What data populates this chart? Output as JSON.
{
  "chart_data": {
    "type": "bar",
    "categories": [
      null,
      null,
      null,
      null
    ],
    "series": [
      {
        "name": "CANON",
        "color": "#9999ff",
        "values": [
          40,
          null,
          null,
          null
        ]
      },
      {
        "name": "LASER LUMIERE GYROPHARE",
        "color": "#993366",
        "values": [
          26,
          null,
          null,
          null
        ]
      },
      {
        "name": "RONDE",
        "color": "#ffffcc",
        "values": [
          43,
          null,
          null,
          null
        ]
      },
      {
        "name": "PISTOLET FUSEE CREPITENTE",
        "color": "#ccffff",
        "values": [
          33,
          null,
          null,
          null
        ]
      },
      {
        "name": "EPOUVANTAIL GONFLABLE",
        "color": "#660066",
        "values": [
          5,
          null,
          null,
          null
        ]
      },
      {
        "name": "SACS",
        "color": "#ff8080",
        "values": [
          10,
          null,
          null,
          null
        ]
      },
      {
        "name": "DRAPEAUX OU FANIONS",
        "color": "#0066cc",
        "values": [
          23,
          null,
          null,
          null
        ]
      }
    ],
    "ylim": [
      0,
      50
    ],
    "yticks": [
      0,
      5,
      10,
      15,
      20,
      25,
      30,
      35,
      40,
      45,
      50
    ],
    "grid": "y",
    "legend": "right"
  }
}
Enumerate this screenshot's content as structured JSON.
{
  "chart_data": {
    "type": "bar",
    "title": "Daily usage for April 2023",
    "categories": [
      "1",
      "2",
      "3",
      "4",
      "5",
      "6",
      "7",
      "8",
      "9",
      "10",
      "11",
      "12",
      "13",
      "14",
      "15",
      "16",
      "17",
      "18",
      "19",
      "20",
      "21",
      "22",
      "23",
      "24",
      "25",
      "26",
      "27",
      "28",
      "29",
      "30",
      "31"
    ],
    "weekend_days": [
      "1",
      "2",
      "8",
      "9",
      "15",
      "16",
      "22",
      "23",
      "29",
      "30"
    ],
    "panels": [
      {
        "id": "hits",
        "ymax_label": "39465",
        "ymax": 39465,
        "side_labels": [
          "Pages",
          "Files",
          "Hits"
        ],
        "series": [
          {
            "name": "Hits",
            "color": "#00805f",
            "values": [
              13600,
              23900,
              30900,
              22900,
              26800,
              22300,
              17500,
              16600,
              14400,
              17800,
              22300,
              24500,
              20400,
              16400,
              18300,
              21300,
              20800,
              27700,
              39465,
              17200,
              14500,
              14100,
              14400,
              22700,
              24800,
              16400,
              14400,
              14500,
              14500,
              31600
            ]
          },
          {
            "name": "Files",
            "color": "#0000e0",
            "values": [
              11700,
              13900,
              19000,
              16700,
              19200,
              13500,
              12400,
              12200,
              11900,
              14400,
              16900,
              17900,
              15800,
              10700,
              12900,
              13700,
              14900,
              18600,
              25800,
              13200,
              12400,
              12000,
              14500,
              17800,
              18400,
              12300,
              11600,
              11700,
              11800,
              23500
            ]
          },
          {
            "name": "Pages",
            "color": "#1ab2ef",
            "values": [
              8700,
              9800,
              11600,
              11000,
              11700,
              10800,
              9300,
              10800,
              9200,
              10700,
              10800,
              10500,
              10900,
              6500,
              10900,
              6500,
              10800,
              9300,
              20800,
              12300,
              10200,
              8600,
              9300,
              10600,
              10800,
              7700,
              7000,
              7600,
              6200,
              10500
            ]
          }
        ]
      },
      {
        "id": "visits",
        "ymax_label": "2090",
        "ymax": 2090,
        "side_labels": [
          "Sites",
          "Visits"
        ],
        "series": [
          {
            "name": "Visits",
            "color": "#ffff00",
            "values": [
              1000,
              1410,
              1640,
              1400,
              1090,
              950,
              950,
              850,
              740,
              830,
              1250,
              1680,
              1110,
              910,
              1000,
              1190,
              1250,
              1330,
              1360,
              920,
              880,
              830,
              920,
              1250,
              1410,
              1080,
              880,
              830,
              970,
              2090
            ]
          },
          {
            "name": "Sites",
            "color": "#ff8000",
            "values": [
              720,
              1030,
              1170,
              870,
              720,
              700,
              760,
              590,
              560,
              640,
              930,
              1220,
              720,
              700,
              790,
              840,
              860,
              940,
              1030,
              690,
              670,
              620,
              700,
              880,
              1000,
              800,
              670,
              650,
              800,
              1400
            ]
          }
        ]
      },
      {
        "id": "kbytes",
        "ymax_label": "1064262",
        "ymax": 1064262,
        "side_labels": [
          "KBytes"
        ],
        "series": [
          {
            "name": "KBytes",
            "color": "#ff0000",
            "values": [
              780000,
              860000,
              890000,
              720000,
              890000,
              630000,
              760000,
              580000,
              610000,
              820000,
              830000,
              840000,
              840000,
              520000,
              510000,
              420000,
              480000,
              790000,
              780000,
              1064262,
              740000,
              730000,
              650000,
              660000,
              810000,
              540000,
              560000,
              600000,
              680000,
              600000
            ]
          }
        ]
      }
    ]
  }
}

-*-*-

• Problem details:
Retype the entries exactly, including every line.

• Written answer:
What data populates this chart? Output as JSON.
{
  "chart_data": {
    "type": "bar",
    "categories": [
      null,
      null,
      null,
      null
    ],
    "series": [
      {
        "name": "CANON",
        "color": "#9999ff",
        "values": [
          40,
          null,
          null,
          null
        ]
      },
      {
        "name": "LASER LUMIERE GYROPHARE",
        "color": "#993366",
        "values": [
          26,
          null,
          null,
          null
        ]
      },
      {
        "name": "RONDE",
        "color": "#ffffcc",
        "values": [
          43,
          null,
          null,
          null
        ]
      },
      {
        "name": "PISTOLET FUSEE CREPITENTE",
        "color": "#ccffff",
        "values": [
          33,
          null,
          null,
          null
        ]
      },
      {
        "name": "EPOUVANTAIL GONFLABLE",
        "color": "#660066",
        "values": [
          5,
          null,
          null,
          null
        ]
      },
      {
        "name": "SACS",
        "color": "#ff8080",
        "values": [
          10,
          null,
          null,
          null
        ]
      },
      {
        "name": "DRAPEAUX OU FANIONS",
        "color": "#0066cc",
        "values": [
          23,
          null,
          null,
          null
        ]
      }
    ],
    "ylim": [
      0,
      50
    ],
    "yticks": [
      0,
      5,
      10,
      15,
      20,
      25,
      30,
      35,
      40,
      45,
      50
    ],
    "grid": "y",
    "legend": "right"
  }
}
Enumerate this screenshot's content as structured JSON.
{
  "chart_data": {
    "type": "bar",
    "title": "Daily usage for April 2023",
    "categories": [
      "1",
      "2",
      "3",
      "4",
      "5",
      "6",
      "7",
      "8",
      "9",
      "10",
      "11",
      "12",
      "13",
      "14",
      "15",
      "16",
      "17",
      "18",
      "19",
      "20",
      "21",
      "22",
      "23",
      "24",
      "25",
      "26",
      "27",
      "28",
      "29",
      "30",
      "31"
    ],
    "weekend_days": [
      "1",
      "2",
      "8",
      "9",
      "15",
      "16",
      "22",
      "23",
      "29",
      "30"
    ],
    "panels": [
      {
        "id": "hits",
        "ymax_label": "39465",
        "ymax": 39465,
        "side_labels": [
          "Pages",
          "Files",
          "Hits"
        ],
        "series": [
          {
            "name": "Hits",
            "color": "#00805f",
            "values": [
              13600,
              23900,
              30900,
              22900,
              26800,
              22300,
              17500,
              16600,
              14400,
              17800,
              22300,
              24500,
              20400,
              16400,
              18300,
              21300,
              20800,
              27700,
              39465,
              17200,
              14500,
              14100,
              14400,
              22700,
              24800,
              16400,
              14400,
              14500,
              14500,
              31600
            ]
          },
          {
            "name": "Files",
            "color": "#0000e0",
            "values": [
              11700,
              13900,
              19000,
              16700,
              19200,
              13500,
              12400,
              12200,
              11900,
              14400,
              16900,
              17900,
              15800,
              10700,
              12900,
              13700,
              14900,
              18600,
              25800,
              13200,
              12400,
              12000,
              14500,
              17800,
              18400,
              12300,
              11600,
              11700,
              11800,
              23500
            ]
          },
          {
            "name": "Pages",
            "color": "#1ab2ef",
            "values": [
              8700,
              9800,
              11600,
              11000,
              11700,
              10800,
              9300,
              10800,
              9200,
              10700,
              10800,
              10500,
              10900,
              6500,
              10900,
              6500,
              10800,
              9300,
              20800,
              12300,
              10200,
              8600,
              9300,
              10600,
              10800,
              7700,
              7000,
              7600,
              6200,
              10500
            ]
          }
        ]
      },
      {
        "id": "visits",
        "ymax_label": "2090",
        "ymax": 2090,
        "side_labels": [
          "Sites",
          "Visits"
        ],
        "series": [
          {
            "name": "Visits",
            "color": "#ffff00",
            "values": [
              1000,
              1410,
              1640,
              1400,
              1090,
              950,
              950,
              850,
              740,
              830,
              1250,
              1680,
              1110,
              910,
              1000,
              1190,
              1250,
              1330,
              1360,
              920,
              880,
              830,
              920,
              1250,
              1410,
              1080,
              880,
              830,
              970,
              2090
            ]
          },
          {
            "name": "Sites",
            "color": "#ff8000",
            "values": [
              720,
              1030,
              1170,
              870,
              720,
              700,
              760,
              590,
              560,
              640,
              930,
              1220,
              720,
              700,
              790,
              840,
              860,
              940,
              1030,
              690,
              670,
              620,
              700,
              880,
              1000,
              800,
              670,
              650,
              800,
              1400
            ]
          }
        ]
      },
      {
        "id": "kbytes",
        "ymax_label": "1064262",
        "ymax": 1064262,
        "side_labels": [
          "KBytes"
        ],
        "series": [
          {
            "name": "KBytes",
            "color": "#ff0000",
            "values": [
              780000,
              860000,
              890000,
              720000,
              890000,
              630000,
              760000,
              580000,
              610000,
              820000,
              830000,
              840000,
              840000,
              520000,
              510000,
              420000,
              480000,
              790000,
              780000,
              1064262,
              740000,
              730000,
              650000,
              660000,
              810000,
              540000,
              560000,
              600000,
              680000,
              600000
            ]
          }
        ]
      }
    ]
  }
}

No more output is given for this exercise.